-- Start Dataset content --

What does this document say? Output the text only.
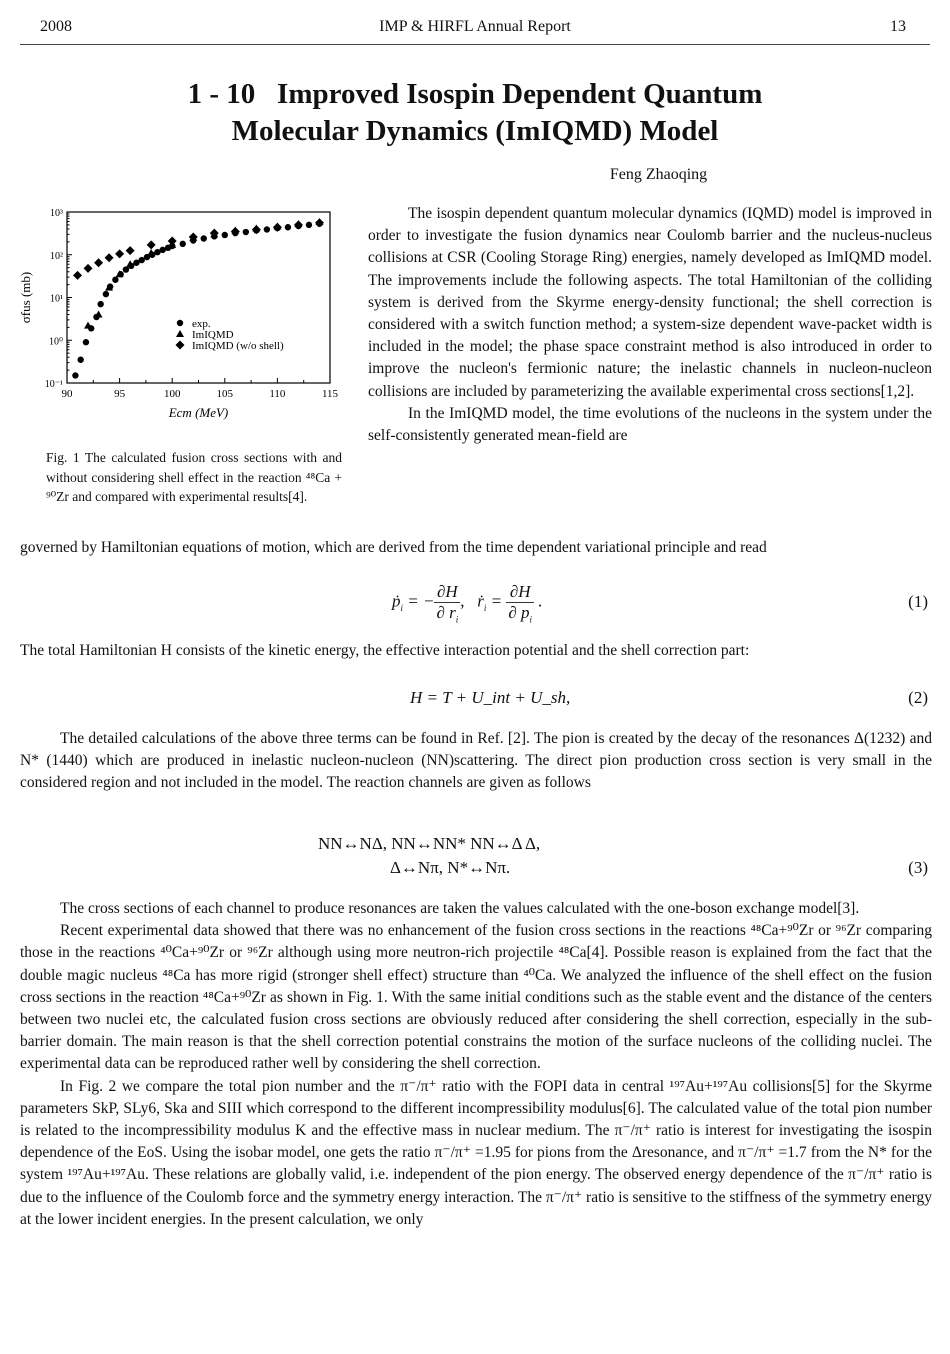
2008	IMP & HIRFL Annual Report	13
1 - 10   Improved Isospin Dependent Quantum
Molecular Dynamics (ImIQMD) Model
Feng Zhaoqing
90	95	100	105	110	115
10⁻¹
10⁰
10¹
10²
10³
Ecm (MeV)
σfus (mb)
exp.
ImIQMD
ImIQMD (w/o shell)
Fig. 1 The calculated fusion cross sections with and without considering shell effect in the reaction ⁴⁸Ca + ⁹⁰Zr and compared with experimental results[4].

The isospin dependent quantum molecular dynamics (IQMD) model is improved in order to investigate the fusion dynamics near Coulomb barrier and the nucleus-nucleus collisions at CSR (Cooling Storage Ring) energies, namely developed as ImIQMD model. The improvements include the following aspects. The total Hamiltonian of the colliding system is derived from the Skyrme energy-density functional; the shell correction is considered with a switch function method; a system-size dependent wave-packet width is included in the model; the phase space constraint method is also introduced in order to improve the nucleon's fermionic nature; the inelastic channels in nucleon-nucleon collisions are included by parameterizing the available experimental cross sections[1,2].

In the ImIQMD model, the time evolutions of the nucleons in the system under the self-consistently generated mean-field are

governed by Hamiltonian equations of motion, which are derived from the time dependent variational principle and read
ṗ$_i$ = − $\frac{\partial H}{\partial r_i}$ ,   ṙ$_i$ = $\frac{\partial H}{\partial p_i}$ .	(1)
The total Hamiltonian H consists of the kinetic energy, the effective interaction potential and the shell correction part:
H = T + U_int + U_sh,	(2)
The detailed calculations of the above three terms can be found in Ref. [2]. The pion is created by the decay of the resonances Δ(1232) and N* (1440) which are produced in inelastic nucleon-nucleon (NN)scattering. The direct pion production cross section is very small in the considered region and not included in the model. The reaction channels are given as follows
NN↔NΔ, NN↔NN* NN↔Δ Δ,
Δ↔Nπ, N*↔Nπ.	(3)

The cross sections of each channel to produce resonances are taken the values calculated with the one-boson exchange model[3].

Recent experimental data showed that there was no enhancement of the fusion cross sections in the reactions ⁴⁸Ca+⁹⁰Zr or ⁹⁶Zr comparing those in the reactions ⁴⁰Ca+⁹⁰Zr or ⁹⁶Zr although using more neutron-rich projectile ⁴⁸Ca[4]. Possible reason is explained from the fact that the double magic nucleus ⁴⁸Ca has more rigid (stronger shell effect) structure than ⁴⁰Ca. We analyzed the influence of the shell effect on the fusion cross sections in the reaction ⁴⁸Ca+⁹⁰Zr as shown in Fig. 1. With the same initial conditions such as the stable event and the distance of the centers between two nuclei etc, the calculated fusion cross sections are obviously reduced after considering the shell correction, especially in the sub-barrier domain. The main reason is that the shell correction potential constrains the motion of the surface nucleons of the colliding nuclei. The experimental data can be reproduced rather well by considering the shell correction.

In Fig. 2 we compare the total pion number and the π⁻/π⁺ ratio with the FOPI data in central ¹⁹⁷Au+¹⁹⁷Au collisions[5] for the Skyrme parameters SkP, SLy6, Ska and SIII which correspond to the different incompressibility modulus[6]. The calculated value of the total pion number is related to the incompressibility modulus K and the effective mass in nuclear medium. The π⁻/π⁺ ratio is interest for investigating the isospin dependence of the EoS. Using the isobar model, one gets the ratio π⁻/π⁺ =1.95 for pions from the Δresonance, and π⁻/π⁺ =1.7 from the N* for the system ¹⁹⁷Au+¹⁹⁷Au. These relations are globally valid, i.e. independent of the pion energy. The observed energy dependence of the π⁻/π⁺ ratio is due to the influence of the Coulomb force and the symmetry energy interaction. The π⁻/π⁺ ratio is sensitive to the stiffness of the symmetry energy at the lower incident energies. In the present calculation, we only
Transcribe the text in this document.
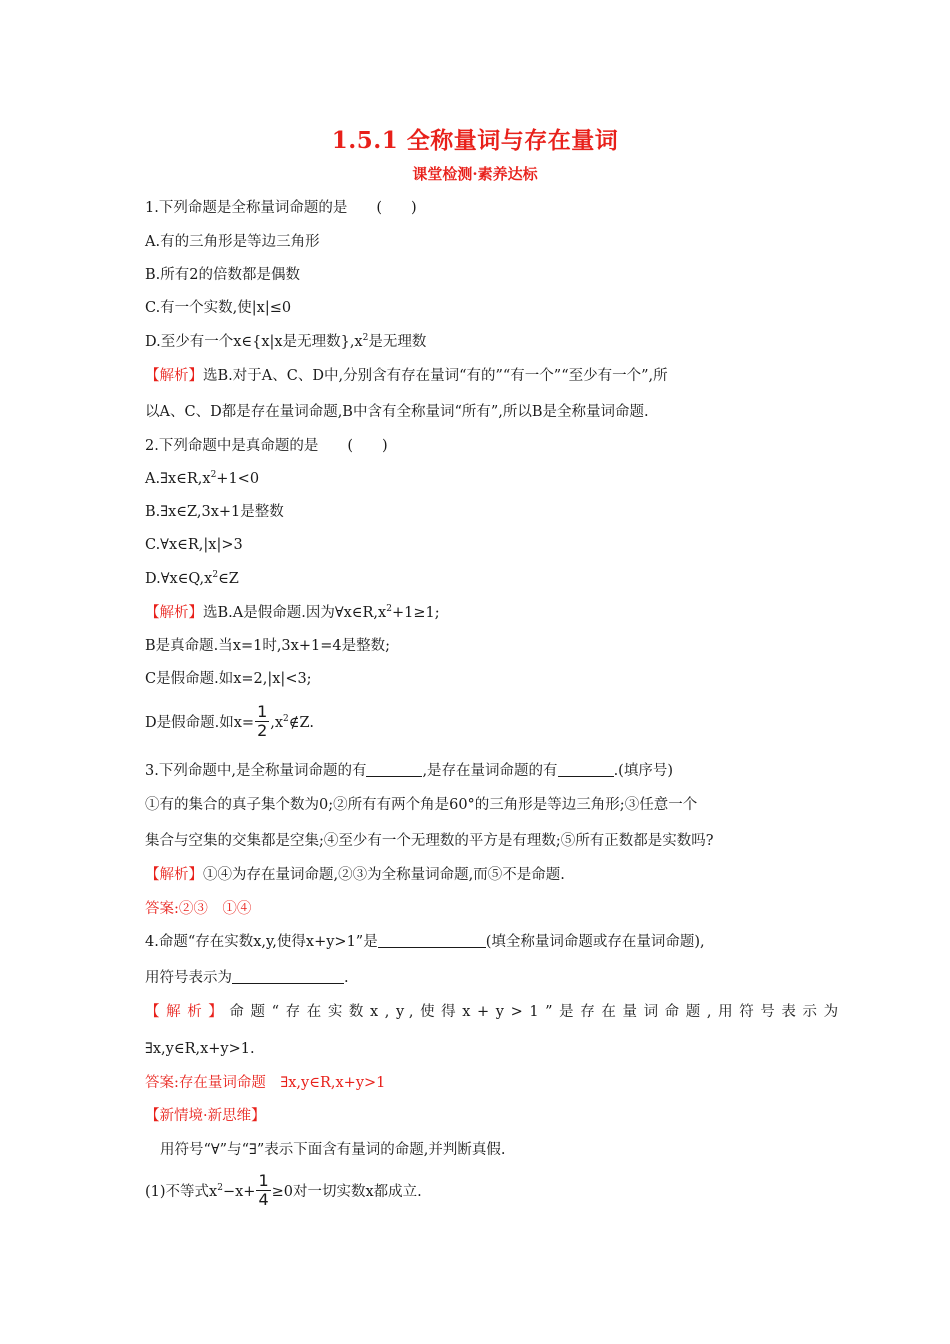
1.5.1 全称量词与存在量词
课堂检测·素养达标
1.下列命题是全称量词命题的是　　(　　)
A.有的三角形是等边三角形
B.所有2的倍数都是偶数
C.有一个实数,使|x|≤0
D.至少有一个x∈{x|x是无理数}$,x^2$是无理数
【解析】选B.对于A、C、D中,分别含有存在量词“有的”“有一个”“至少有一个”,所
以A、C、D都是存在量词命题,B中含有全称量词“所有”,所以B是全称量词命题.
2.下列命题中是真命题的是　　(　　)
$A.\exists x\in R,x^2+1<0$
B.∃x∈Z,3x+1是整数
C.∀x∈R,|x|>3
$D.\forall x\in Q,x^2\in Z$
【解析】选B.A是假命题.因为$\forall x\in R,x^2+1\ge 1$;
B是真命题.当x=1时,3x+1=4是整数;
C是假命题.如x=2,|x|<3;
D是假命题.如$x= \frac{1}{2}$ $,x^2\notin Z$.
3.下列命题中,是全称量词命题的有	,是存在量词命题的有	.(填序号)
①有的集合的真子集个数为0;②所有有两个角是60°的三角形是等边三角形;③任意一个
集合与空集的交集都是空集;④至少有一个无理数的平方是有理数;⑤所有正数都是实数吗?
【解析】①④为存在量词命题,②③为全称量词命题,而⑤不是命题.
答案:②③　①④
4.命题“存在实数x,y,使得x+y>1”是	(填全称量词命题或存在量词命题),
用符号表示为	.
【解析】命题“存在实数x,y,使得x+y>1”是存在量词命题,用符号表示为
∃x,y∈R,x+y>1.
答案:存在量词命题　∃x,y∈R,x+y>1
【新情境·新思维】
用符号“∀”与“∃”表示下面含有量词的命题,并判断真假.
(1)不等式$x^2-x+ \frac{1}{4} \ge 0$对一切实数x都成立.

-- End Dataset content --

▸ Requirement
Return to the listing above and set it down exactly, leaving out its pictures.

▸ The completed task
What does this document say? Output the text only.
2008	IMP & HIRFL Annual Report	13
1 - 10   Improved Isospin Dependent Quantum
Molecular Dynamics (ImIQMD) Model
Feng Zhaoqing
90	95	100	105	110	115
10⁻¹
10⁰
10¹
10²
10³
Ecm (MeV)
σfus (mb)
exp.
ImIQMD
ImIQMD (w/o shell)
Fig. 1 The calculated fusion cross sections with and without considering shell effect in the reaction ⁴⁸Ca + ⁹⁰Zr and compared with experimental results[4].

The isospin dependent quantum molecular dynamics (IQMD) model is improved in order to investigate the fusion dynamics near Coulomb barrier and the nucleus-nucleus collisions at CSR (Cooling Storage Ring) energies, namely developed as ImIQMD model. The improvements include the following aspects. The total Hamiltonian of the colliding system is derived from the Skyrme energy-density functional; the shell correction is considered with a switch function method; a system-size dependent wave-packet width is included in the model; the phase space constraint method is also introduced in order to improve the nucleon's fermionic nature; the inelastic channels in nucleon-nucleon collisions are included by parameterizing the available experimental cross sections[1,2].

In the ImIQMD model, the time evolutions of the nucleons in the system under the self-consistently generated mean-field are

governed by Hamiltonian equations of motion, which are derived from the time dependent variational principle and read
ṗ$_i$ = − $\frac{\partial H}{\partial r_i}$ ,   ṙ$_i$ = $\frac{\partial H}{\partial p_i}$ .	(1)
The total Hamiltonian H consists of the kinetic energy, the effective interaction potential and the shell correction part:
H = T + U_int + U_sh,	(2)
The detailed calculations of the above three terms can be found in Ref. [2]. The pion is created by the decay of the resonances Δ(1232) and N* (1440) which are produced in inelastic nucleon-nucleon (NN)scattering. The direct pion production cross section is very small in the considered region and not included in the model. The reaction channels are given as follows
NN↔NΔ, NN↔NN* NN↔Δ Δ,
Δ↔Nπ, N*↔Nπ.	(3)

The cross sections of each channel to produce resonances are taken the values calculated with the one-boson exchange model[3].

Recent experimental data showed that there was no enhancement of the fusion cross sections in the reactions ⁴⁸Ca+⁹⁰Zr or ⁹⁶Zr comparing those in the reactions ⁴⁰Ca+⁹⁰Zr or ⁹⁶Zr although using more neutron-rich projectile ⁴⁸Ca[4]. Possible reason is explained from the fact that the double magic nucleus ⁴⁸Ca has more rigid (stronger shell effect) structure than ⁴⁰Ca. We analyzed the influence of the shell effect on the fusion cross sections in the reaction ⁴⁸Ca+⁹⁰Zr as shown in Fig. 1. With the same initial conditions such as the stable event and the distance of the centers between two nuclei etc, the calculated fusion cross sections are obviously reduced after considering the shell correction, especially in the sub-barrier domain. The main reason is that the shell correction potential constrains the motion of the surface nucleons of the colliding nuclei. The experimental data can be reproduced rather well by considering the shell correction.

In Fig. 2 we compare the total pion number and the π⁻/π⁺ ratio with the FOPI data in central ¹⁹⁷Au+¹⁹⁷Au collisions[5] for the Skyrme parameters SkP, SLy6, Ska and SIII which correspond to the different incompressibility modulus[6]. The calculated value of the total pion number is related to the incompressibility modulus K and the effective mass in nuclear medium. The π⁻/π⁺ ratio is interest for investigating the isospin dependence of the EoS. Using the isobar model, one gets the ratio π⁻/π⁺ =1.95 for pions from the Δresonance, and π⁻/π⁺ =1.7 from the N* for the system ¹⁹⁷Au+¹⁹⁷Au. These relations are globally valid, i.e. independent of the pion energy. The observed energy dependence of the π⁻/π⁺ ratio is due to the influence of the Coulomb force and the symmetry energy interaction. The π⁻/π⁺ ratio is sensitive to the stiffness of the symmetry energy at the lower incident energies. In the present calculation, we only
Transcribe the text in this document.
1.5.1 全称量词与存在量词
课堂检测·素养达标
1.下列命题是全称量词命题的是　　(　　)
A.有的三角形是等边三角形
B.所有2的倍数都是偶数
C.有一个实数,使|x|≤0
D.至少有一个x∈{x|x是无理数}$,x^2$是无理数
【解析】选B.对于A、C、D中,分别含有存在量词“有的”“有一个”“至少有一个”,所
以A、C、D都是存在量词命题,B中含有全称量词“所有”,所以B是全称量词命题.
2.下列命题中是真命题的是　　(　　)
$A.\exists x\in R,x^2+1<0$
B.∃x∈Z,3x+1是整数
C.∀x∈R,|x|>3
$D.\forall x\in Q,x^2\in Z$
【解析】选B.A是假命题.因为$\forall x\in R,x^2+1\ge 1$;
B是真命题.当x=1时,3x+1=4是整数;
C是假命题.如x=2,|x|<3;
D是假命题.如$x= \frac{1}{2}$ $,x^2\notin Z$.
3.下列命题中,是全称量词命题的有	,是存在量词命题的有	.(填序号)
①有的集合的真子集个数为0;②所有有两个角是60°的三角形是等边三角形;③任意一个
集合与空集的交集都是空集;④至少有一个无理数的平方是有理数;⑤所有正数都是实数吗?
【解析】①④为存在量词命题,②③为全称量词命题,而⑤不是命题.
答案:②③　①④
4.命题“存在实数x,y,使得x+y>1”是	(填全称量词命题或存在量词命题),
用符号表示为	.
【解析】命题“存在实数x,y,使得x+y>1”是存在量词命题,用符号表示为
∃x,y∈R,x+y>1.
答案:存在量词命题　∃x,y∈R,x+y>1
【新情境·新思维】
用符号“∀”与“∃”表示下面含有量词的命题,并判断真假.
(1)不等式$x^2-x+ \frac{1}{4} \ge 0$对一切实数x都成立.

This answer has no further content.